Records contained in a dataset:

+ + + + +

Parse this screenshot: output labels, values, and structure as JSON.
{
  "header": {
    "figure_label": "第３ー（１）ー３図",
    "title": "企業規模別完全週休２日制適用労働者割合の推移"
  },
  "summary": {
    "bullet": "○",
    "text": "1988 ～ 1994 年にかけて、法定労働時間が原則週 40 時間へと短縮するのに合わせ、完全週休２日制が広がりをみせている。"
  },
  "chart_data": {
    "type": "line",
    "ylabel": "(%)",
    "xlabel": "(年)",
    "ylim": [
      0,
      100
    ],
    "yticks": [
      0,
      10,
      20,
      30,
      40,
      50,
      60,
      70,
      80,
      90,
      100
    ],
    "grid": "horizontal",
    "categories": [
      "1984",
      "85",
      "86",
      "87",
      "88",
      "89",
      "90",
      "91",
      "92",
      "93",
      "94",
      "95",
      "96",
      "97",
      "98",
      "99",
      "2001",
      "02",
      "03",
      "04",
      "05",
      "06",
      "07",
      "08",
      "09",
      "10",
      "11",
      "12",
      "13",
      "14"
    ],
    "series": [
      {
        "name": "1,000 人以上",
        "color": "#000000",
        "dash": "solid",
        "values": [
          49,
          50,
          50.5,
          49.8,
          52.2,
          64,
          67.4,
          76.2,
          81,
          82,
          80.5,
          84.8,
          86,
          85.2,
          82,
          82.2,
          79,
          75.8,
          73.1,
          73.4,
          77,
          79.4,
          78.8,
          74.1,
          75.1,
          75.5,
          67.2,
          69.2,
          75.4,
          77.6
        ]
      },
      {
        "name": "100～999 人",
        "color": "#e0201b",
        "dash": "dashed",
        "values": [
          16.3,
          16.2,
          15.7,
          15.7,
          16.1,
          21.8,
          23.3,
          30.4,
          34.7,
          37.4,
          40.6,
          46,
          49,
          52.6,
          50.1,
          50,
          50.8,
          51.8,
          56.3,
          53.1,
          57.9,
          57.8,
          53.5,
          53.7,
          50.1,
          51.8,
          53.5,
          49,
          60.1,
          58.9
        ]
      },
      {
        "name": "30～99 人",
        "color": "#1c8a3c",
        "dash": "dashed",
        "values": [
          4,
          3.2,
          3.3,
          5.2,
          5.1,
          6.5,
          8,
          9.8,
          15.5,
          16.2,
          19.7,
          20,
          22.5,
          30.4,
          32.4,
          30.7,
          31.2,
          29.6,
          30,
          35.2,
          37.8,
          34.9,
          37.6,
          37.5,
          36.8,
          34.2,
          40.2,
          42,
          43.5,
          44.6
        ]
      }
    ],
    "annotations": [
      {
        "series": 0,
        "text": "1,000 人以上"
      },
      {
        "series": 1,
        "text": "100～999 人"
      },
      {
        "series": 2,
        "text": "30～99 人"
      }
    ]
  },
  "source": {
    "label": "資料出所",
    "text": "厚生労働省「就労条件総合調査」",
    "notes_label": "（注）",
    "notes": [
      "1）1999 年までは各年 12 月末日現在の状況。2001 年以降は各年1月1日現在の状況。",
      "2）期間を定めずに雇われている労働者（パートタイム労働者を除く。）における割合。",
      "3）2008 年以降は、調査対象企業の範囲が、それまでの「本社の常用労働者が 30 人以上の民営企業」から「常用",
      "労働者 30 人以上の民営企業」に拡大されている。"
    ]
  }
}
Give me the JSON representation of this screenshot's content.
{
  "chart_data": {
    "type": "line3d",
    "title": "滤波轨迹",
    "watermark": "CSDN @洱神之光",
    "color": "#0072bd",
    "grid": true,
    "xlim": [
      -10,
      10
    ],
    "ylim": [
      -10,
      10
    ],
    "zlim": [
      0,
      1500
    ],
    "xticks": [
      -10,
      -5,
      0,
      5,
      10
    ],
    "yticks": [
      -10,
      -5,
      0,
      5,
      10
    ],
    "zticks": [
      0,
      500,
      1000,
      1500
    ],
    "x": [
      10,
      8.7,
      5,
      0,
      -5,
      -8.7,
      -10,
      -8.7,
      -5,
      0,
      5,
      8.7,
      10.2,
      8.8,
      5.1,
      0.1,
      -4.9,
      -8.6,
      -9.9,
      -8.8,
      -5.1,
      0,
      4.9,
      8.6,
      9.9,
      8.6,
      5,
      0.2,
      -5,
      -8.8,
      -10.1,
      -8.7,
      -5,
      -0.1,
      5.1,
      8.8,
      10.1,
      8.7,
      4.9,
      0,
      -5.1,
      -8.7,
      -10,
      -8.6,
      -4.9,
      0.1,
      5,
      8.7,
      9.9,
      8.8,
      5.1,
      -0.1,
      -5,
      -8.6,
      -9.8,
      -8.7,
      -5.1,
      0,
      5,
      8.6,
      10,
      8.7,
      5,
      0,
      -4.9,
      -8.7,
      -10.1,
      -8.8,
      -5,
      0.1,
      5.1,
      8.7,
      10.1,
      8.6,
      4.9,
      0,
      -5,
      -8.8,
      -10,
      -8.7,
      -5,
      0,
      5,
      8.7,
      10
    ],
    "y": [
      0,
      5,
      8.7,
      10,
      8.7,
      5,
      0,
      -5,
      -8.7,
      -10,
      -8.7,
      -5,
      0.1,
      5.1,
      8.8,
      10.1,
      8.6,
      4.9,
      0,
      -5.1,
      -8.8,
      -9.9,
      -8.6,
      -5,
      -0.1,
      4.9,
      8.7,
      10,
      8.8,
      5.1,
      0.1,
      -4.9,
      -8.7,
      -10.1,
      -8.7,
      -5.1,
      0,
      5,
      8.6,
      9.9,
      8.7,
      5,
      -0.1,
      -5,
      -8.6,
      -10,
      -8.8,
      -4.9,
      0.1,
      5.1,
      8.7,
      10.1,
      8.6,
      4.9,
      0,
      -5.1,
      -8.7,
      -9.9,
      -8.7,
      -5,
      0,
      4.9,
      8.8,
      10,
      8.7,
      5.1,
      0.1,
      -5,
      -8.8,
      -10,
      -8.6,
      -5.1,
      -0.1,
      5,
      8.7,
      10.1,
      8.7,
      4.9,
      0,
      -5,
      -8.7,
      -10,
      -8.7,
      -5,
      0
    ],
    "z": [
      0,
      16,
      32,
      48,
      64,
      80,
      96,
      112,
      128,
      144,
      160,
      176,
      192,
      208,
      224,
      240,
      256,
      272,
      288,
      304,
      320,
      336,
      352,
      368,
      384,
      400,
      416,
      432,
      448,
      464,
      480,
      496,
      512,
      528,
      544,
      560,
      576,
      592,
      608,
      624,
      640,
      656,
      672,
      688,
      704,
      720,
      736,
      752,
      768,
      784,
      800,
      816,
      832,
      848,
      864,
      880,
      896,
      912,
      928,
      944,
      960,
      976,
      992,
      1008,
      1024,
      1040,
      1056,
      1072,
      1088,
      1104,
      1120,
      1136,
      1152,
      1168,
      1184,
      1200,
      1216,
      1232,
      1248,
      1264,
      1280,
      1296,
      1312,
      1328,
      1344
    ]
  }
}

+ + + + +

Exercise task:
Check the data for the word "screenshot" and pull out the lines that have it.

Answer:
Parse this screenshot: output labels, values, and structure as JSON.
Give me the JSON representation of this screenshot's content.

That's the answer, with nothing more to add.